Set problem: Extract the listing below in full, unchanged.

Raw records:
- - -

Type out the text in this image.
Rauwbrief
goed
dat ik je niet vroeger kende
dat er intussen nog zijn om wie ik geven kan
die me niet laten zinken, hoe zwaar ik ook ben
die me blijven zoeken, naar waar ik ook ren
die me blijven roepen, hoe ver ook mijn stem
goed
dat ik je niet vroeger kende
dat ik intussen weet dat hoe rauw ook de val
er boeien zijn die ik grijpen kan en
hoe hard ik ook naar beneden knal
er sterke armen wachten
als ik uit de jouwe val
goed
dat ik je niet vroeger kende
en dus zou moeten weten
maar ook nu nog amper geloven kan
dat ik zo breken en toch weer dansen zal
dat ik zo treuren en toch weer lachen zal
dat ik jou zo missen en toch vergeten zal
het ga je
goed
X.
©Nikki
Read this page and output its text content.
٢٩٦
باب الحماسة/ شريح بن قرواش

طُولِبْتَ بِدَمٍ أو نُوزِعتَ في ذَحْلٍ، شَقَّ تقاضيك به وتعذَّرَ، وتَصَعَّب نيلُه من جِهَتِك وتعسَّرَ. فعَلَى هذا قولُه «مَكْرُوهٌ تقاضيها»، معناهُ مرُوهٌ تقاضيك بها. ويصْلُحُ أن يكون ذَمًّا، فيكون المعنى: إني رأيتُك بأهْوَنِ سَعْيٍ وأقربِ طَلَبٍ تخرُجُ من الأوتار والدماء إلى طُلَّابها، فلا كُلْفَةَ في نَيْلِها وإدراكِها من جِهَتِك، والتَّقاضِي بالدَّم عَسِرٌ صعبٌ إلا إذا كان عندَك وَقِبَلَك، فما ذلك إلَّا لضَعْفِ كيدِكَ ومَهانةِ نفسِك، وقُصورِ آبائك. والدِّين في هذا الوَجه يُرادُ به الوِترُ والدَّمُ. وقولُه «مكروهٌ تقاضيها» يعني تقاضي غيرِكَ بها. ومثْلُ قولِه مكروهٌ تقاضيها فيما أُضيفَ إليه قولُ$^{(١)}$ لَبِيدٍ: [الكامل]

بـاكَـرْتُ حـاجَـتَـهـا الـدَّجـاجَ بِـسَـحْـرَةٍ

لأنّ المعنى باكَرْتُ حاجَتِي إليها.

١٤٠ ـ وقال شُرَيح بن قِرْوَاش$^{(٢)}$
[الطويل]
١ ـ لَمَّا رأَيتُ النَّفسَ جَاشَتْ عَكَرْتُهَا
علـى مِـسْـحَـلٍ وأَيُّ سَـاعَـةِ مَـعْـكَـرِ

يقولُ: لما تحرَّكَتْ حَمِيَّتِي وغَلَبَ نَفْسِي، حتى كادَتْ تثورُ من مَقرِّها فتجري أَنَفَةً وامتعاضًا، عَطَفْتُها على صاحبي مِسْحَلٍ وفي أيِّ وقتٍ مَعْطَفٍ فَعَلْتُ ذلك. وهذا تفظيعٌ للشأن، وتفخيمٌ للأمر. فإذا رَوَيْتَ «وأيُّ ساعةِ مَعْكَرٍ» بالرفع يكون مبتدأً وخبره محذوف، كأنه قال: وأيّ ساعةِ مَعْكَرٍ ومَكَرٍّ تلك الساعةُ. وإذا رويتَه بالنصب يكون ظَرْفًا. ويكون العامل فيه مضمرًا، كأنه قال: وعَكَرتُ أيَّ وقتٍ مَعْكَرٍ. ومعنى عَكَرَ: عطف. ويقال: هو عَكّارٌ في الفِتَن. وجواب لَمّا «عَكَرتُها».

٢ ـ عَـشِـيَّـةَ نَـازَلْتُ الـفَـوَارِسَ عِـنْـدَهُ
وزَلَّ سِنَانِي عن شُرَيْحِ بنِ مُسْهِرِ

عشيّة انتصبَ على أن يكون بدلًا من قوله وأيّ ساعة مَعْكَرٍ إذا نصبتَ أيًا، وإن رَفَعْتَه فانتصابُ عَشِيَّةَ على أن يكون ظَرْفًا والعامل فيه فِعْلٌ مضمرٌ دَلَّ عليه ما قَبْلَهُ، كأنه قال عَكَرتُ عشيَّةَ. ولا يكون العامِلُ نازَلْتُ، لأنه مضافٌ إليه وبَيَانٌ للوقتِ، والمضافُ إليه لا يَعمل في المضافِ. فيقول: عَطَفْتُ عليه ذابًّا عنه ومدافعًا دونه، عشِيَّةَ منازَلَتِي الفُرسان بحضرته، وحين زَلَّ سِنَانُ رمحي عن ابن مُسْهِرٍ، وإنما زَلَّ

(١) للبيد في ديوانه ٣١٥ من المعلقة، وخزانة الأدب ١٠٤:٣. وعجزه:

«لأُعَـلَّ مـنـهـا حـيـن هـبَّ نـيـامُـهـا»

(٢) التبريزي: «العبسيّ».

- - -

Completed exercise:
Type out the text in this image.
Rauwbrief
goed
dat ik je niet vroeger kende
dat er intussen nog zijn om wie ik geven kan
die me niet laten zinken, hoe zwaar ik ook ben
die me blijven zoeken, naar waar ik ook ren
die me blijven roepen, hoe ver ook mijn stem
goed
dat ik je niet vroeger kende
dat ik intussen weet dat hoe rauw ook de val
er boeien zijn die ik grijpen kan en
hoe hard ik ook naar beneden knal
er sterke armen wachten
als ik uit de jouwe val
goed
dat ik je niet vroeger kende
en dus zou moeten weten
maar ook nu nog amper geloven kan
dat ik zo breken en toch weer dansen zal
dat ik zo treuren en toch weer lachen zal
dat ik jou zo missen en toch vergeten zal
het ga je
goed
X.
©Nikki
Read this page and output its text content.
٢٩٦
باب الحماسة/ شريح بن قرواش

طُولِبْتَ بِدَمٍ أو نُوزِعتَ في ذَحْلٍ، شَقَّ تقاضيك به وتعذَّرَ، وتَصَعَّب نيلُه من جِهَتِك وتعسَّرَ. فعَلَى هذا قولُه «مَكْرُوهٌ تقاضيها»، معناهُ مرُوهٌ تقاضيك بها. ويصْلُحُ أن يكون ذَمًّا، فيكون المعنى: إني رأيتُك بأهْوَنِ سَعْيٍ وأقربِ طَلَبٍ تخرُجُ من الأوتار والدماء إلى طُلَّابها، فلا كُلْفَةَ في نَيْلِها وإدراكِها من جِهَتِك، والتَّقاضِي بالدَّم عَسِرٌ صعبٌ إلا إذا كان عندَك وَقِبَلَك، فما ذلك إلَّا لضَعْفِ كيدِكَ ومَهانةِ نفسِك، وقُصورِ آبائك. والدِّين في هذا الوَجه يُرادُ به الوِترُ والدَّمُ. وقولُه «مكروهٌ تقاضيها» يعني تقاضي غيرِكَ بها. ومثْلُ قولِه مكروهٌ تقاضيها فيما أُضيفَ إليه قولُ$^{(١)}$ لَبِيدٍ: [الكامل]

بـاكَـرْتُ حـاجَـتَـهـا الـدَّجـاجَ بِـسَـحْـرَةٍ

لأنّ المعنى باكَرْتُ حاجَتِي إليها.

١٤٠ ـ وقال شُرَيح بن قِرْوَاش$^{(٢)}$
[الطويل]
١ ـ لَمَّا رأَيتُ النَّفسَ جَاشَتْ عَكَرْتُهَا
علـى مِـسْـحَـلٍ وأَيُّ سَـاعَـةِ مَـعْـكَـرِ

يقولُ: لما تحرَّكَتْ حَمِيَّتِي وغَلَبَ نَفْسِي، حتى كادَتْ تثورُ من مَقرِّها فتجري أَنَفَةً وامتعاضًا، عَطَفْتُها على صاحبي مِسْحَلٍ وفي أيِّ وقتٍ مَعْطَفٍ فَعَلْتُ ذلك. وهذا تفظيعٌ للشأن، وتفخيمٌ للأمر. فإذا رَوَيْتَ «وأيُّ ساعةِ مَعْكَرٍ» بالرفع يكون مبتدأً وخبره محذوف، كأنه قال: وأيّ ساعةِ مَعْكَرٍ ومَكَرٍّ تلك الساعةُ. وإذا رويتَه بالنصب يكون ظَرْفًا. ويكون العامل فيه مضمرًا، كأنه قال: وعَكَرتُ أيَّ وقتٍ مَعْكَرٍ. ومعنى عَكَرَ: عطف. ويقال: هو عَكّارٌ في الفِتَن. وجواب لَمّا «عَكَرتُها».

٢ ـ عَـشِـيَّـةَ نَـازَلْتُ الـفَـوَارِسَ عِـنْـدَهُ
وزَلَّ سِنَانِي عن شُرَيْحِ بنِ مُسْهِرِ

عشيّة انتصبَ على أن يكون بدلًا من قوله وأيّ ساعة مَعْكَرٍ إذا نصبتَ أيًا، وإن رَفَعْتَه فانتصابُ عَشِيَّةَ على أن يكون ظَرْفًا والعامل فيه فِعْلٌ مضمرٌ دَلَّ عليه ما قَبْلَهُ، كأنه قال عَكَرتُ عشيَّةَ. ولا يكون العامِلُ نازَلْتُ، لأنه مضافٌ إليه وبَيَانٌ للوقتِ، والمضافُ إليه لا يَعمل في المضافِ. فيقول: عَطَفْتُ عليه ذابًّا عنه ومدافعًا دونه، عشِيَّةَ منازَلَتِي الفُرسان بحضرته، وحين زَلَّ سِنَانُ رمحي عن ابن مُسْهِرٍ، وإنما زَلَّ

(١) للبيد في ديوانه ٣١٥ من المعلقة، وخزانة الأدب ١٠٤:٣. وعجزه:

«لأُعَـلَّ مـنـهـا حـيـن هـبَّ نـيـامُـهـا»

(٢) التبريزي: «العبسيّ».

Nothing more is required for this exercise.